Set problem: Filter the entries that follow, copying every line in which the word "açık" appears.

Stored data:

— BEGIN —

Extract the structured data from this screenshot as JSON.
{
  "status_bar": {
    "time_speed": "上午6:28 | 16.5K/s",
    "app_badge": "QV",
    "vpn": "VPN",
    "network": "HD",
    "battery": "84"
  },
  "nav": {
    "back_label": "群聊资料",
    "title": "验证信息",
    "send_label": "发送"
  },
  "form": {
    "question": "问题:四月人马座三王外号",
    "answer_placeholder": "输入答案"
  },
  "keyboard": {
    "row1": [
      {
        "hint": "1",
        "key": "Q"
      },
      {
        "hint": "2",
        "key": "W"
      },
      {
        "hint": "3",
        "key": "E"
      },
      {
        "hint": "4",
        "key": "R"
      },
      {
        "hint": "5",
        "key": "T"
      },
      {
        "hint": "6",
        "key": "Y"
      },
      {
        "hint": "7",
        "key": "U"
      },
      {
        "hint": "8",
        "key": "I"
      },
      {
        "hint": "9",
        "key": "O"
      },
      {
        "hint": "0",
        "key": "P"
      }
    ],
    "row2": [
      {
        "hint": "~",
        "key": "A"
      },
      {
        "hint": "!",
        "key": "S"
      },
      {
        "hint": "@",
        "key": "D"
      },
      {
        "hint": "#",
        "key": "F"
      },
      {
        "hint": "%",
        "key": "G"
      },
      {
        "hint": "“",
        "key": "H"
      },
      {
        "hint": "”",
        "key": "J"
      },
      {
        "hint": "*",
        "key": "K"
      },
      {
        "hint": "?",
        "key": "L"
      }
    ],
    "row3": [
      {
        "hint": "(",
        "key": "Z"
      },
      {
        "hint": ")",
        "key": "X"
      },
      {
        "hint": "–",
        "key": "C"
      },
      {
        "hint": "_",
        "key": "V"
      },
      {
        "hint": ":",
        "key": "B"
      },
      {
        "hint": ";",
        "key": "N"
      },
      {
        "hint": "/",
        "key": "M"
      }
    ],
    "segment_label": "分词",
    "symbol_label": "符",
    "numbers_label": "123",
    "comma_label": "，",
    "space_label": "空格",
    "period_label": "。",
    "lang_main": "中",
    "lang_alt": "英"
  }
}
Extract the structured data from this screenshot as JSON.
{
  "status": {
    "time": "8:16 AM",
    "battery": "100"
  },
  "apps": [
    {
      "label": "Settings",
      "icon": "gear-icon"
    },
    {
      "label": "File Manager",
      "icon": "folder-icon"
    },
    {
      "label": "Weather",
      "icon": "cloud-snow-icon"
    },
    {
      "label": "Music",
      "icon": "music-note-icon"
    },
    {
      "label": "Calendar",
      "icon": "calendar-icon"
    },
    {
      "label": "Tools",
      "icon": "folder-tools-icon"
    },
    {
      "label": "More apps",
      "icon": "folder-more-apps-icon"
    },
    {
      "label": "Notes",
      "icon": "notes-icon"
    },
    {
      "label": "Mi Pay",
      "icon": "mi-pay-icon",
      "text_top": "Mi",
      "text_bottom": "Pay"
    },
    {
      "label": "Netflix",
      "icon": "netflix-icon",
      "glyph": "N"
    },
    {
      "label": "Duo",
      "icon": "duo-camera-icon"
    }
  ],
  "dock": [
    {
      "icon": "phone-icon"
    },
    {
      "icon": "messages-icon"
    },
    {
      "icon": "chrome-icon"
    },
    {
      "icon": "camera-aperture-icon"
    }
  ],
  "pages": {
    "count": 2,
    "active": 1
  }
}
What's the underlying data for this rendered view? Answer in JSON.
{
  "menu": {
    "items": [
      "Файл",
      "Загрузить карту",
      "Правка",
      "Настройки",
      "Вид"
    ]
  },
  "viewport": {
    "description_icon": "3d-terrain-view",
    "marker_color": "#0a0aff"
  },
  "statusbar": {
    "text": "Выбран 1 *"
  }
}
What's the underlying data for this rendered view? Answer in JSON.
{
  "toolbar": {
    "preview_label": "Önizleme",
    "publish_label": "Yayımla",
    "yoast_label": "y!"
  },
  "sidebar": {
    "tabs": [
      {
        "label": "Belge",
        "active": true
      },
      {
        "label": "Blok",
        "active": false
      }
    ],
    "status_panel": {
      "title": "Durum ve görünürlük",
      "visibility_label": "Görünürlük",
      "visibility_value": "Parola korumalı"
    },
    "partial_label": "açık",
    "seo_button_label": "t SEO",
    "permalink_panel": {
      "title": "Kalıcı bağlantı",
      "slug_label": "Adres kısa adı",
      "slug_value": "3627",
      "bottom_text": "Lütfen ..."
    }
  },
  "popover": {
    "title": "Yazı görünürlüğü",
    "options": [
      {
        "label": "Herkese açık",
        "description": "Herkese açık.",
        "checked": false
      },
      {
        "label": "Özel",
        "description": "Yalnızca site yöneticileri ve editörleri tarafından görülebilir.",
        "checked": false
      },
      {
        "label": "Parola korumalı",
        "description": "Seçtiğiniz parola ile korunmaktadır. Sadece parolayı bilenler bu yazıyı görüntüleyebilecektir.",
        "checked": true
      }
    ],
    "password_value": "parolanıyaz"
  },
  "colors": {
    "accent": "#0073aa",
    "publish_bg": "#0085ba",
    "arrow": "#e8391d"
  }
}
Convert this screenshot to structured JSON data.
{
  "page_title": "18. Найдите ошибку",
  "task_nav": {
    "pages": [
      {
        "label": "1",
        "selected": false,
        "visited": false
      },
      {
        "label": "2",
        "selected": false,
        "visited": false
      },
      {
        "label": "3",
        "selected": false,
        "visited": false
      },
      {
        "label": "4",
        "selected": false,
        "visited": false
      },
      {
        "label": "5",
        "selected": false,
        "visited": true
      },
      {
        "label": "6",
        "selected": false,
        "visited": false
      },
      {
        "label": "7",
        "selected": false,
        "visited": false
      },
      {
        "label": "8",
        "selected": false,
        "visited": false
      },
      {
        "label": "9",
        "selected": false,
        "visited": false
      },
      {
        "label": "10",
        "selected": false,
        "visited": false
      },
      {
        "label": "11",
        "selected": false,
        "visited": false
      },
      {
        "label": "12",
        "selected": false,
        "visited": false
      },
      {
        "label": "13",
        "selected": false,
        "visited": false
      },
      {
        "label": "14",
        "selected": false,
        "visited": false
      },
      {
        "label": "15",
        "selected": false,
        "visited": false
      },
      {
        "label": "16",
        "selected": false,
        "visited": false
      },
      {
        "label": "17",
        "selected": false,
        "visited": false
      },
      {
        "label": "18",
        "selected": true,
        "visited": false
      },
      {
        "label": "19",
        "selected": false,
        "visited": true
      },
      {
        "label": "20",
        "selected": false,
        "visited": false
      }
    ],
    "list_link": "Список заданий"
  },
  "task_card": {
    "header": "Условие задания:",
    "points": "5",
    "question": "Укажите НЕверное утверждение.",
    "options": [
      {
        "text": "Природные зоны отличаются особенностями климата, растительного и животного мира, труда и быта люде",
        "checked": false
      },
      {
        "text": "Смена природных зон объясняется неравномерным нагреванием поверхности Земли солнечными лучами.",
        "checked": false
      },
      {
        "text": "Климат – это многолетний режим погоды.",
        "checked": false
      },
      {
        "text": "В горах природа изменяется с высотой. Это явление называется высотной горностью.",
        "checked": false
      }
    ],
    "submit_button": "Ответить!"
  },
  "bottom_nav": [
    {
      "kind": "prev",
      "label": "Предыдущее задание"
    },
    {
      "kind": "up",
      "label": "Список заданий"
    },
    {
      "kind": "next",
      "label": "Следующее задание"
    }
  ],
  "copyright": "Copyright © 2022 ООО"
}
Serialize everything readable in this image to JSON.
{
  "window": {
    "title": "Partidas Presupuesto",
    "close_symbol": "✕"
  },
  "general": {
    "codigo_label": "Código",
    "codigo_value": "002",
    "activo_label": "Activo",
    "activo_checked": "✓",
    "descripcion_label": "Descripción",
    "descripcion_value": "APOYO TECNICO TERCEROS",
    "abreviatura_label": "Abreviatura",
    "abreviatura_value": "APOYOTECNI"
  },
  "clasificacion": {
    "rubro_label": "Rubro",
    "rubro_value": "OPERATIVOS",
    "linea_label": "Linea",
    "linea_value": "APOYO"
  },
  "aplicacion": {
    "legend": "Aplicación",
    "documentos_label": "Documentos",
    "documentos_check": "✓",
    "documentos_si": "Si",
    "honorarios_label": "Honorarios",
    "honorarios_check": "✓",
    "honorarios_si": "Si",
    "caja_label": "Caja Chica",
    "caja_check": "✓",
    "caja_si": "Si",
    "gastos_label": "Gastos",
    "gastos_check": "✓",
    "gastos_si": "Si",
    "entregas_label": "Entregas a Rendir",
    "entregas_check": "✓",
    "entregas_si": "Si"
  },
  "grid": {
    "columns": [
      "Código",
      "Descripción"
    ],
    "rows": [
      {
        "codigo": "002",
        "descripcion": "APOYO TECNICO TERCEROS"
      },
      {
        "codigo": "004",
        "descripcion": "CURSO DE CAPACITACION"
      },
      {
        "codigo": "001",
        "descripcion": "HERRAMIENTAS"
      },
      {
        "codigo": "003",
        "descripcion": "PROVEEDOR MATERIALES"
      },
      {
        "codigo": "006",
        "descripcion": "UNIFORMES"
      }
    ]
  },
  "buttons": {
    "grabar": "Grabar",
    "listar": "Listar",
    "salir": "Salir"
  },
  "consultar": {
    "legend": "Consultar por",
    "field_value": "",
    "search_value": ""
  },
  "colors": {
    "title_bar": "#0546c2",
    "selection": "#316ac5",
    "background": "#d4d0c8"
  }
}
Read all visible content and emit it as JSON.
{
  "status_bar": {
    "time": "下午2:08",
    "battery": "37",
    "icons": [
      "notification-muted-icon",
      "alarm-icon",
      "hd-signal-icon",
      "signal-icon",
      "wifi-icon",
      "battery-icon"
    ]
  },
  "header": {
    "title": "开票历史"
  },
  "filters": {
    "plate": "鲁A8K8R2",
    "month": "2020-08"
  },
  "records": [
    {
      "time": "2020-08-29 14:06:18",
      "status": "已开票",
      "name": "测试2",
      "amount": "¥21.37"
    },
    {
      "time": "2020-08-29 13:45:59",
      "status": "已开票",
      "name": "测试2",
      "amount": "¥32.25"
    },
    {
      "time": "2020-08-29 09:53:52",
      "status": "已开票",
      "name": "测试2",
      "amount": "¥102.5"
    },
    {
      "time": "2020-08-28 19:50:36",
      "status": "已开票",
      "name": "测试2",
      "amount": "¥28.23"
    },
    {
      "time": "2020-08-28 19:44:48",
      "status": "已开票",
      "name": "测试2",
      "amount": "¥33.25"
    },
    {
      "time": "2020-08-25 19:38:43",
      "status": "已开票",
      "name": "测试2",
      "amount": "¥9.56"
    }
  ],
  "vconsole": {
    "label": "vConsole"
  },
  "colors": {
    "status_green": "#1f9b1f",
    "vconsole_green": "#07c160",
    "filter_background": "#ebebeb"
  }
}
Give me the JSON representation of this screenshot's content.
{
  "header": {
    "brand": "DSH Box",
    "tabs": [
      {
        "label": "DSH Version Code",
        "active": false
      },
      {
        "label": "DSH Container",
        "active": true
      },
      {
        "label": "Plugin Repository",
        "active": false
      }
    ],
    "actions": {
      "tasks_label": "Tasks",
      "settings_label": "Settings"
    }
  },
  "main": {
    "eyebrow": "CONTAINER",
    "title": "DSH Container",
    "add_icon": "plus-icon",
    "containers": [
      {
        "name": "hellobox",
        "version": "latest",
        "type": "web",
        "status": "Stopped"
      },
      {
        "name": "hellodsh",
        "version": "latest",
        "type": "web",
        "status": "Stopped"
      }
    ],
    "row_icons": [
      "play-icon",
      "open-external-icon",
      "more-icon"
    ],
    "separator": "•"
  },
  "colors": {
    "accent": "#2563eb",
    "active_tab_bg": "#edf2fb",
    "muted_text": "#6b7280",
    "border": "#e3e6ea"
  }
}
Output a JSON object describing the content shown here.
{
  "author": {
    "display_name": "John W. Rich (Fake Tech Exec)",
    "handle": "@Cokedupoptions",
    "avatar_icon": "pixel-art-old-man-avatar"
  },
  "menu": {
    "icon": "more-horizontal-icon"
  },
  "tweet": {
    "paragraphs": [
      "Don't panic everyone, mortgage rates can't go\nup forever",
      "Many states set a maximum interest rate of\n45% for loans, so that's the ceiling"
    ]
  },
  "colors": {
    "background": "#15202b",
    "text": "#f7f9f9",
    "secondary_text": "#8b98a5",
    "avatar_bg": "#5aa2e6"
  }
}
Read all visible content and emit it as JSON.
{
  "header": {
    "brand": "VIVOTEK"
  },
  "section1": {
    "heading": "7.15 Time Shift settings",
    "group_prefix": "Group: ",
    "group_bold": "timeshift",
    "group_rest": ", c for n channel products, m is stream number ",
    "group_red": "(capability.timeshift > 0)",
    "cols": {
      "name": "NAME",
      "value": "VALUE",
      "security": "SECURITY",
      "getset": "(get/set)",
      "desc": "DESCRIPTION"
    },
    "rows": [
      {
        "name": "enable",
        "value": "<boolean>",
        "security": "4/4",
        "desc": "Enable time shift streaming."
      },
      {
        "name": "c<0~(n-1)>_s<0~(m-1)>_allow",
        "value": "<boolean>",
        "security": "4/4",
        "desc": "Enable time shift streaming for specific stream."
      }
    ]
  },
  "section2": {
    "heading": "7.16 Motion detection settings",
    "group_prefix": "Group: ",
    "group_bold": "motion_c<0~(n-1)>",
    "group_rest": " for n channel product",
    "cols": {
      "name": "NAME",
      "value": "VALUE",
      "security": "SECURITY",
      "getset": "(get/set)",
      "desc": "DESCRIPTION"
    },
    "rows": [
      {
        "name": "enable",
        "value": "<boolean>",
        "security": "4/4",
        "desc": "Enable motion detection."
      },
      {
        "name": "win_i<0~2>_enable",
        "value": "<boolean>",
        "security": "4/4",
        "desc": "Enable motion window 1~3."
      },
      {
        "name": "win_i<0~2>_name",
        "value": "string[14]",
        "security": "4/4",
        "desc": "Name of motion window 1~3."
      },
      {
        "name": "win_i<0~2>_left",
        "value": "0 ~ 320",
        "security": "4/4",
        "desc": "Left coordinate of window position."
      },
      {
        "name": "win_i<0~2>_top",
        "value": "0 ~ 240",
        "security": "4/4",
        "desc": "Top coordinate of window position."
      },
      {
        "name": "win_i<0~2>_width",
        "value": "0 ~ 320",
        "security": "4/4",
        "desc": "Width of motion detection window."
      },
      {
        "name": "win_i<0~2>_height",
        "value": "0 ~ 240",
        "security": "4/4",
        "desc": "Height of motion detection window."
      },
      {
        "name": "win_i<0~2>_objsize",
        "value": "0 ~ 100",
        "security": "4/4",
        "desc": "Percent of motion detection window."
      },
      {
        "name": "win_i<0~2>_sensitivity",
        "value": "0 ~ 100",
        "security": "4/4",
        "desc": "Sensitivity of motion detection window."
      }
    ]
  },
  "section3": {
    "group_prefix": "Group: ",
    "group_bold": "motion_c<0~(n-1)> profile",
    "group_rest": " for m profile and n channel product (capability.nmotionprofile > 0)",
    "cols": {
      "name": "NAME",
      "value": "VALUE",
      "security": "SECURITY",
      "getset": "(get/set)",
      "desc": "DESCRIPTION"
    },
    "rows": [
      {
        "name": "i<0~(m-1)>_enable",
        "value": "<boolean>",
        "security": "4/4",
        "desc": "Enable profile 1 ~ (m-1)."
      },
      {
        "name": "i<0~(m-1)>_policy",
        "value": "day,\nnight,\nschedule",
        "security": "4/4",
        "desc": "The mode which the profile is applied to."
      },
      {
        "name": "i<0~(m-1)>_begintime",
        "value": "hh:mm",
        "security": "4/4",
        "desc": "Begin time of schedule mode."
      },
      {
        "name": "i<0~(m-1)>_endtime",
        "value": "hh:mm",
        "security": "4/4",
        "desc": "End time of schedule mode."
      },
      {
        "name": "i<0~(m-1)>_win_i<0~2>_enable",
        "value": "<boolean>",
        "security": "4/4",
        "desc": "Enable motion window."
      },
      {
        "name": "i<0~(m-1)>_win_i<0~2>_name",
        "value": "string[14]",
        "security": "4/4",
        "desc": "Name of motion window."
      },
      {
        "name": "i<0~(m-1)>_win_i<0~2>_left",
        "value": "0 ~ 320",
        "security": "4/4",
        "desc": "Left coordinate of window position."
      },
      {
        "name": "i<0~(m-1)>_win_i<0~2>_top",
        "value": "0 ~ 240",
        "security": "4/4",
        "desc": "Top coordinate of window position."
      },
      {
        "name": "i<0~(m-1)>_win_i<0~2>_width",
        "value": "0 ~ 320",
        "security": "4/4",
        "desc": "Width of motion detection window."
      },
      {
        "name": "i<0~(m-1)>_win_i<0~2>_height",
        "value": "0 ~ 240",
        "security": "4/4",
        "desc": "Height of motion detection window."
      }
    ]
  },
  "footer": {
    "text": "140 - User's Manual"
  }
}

— END —

Worked solution:
    "partial_label": "açık",
        "label": "Herkese açık",
        "description": "Herkese açık.",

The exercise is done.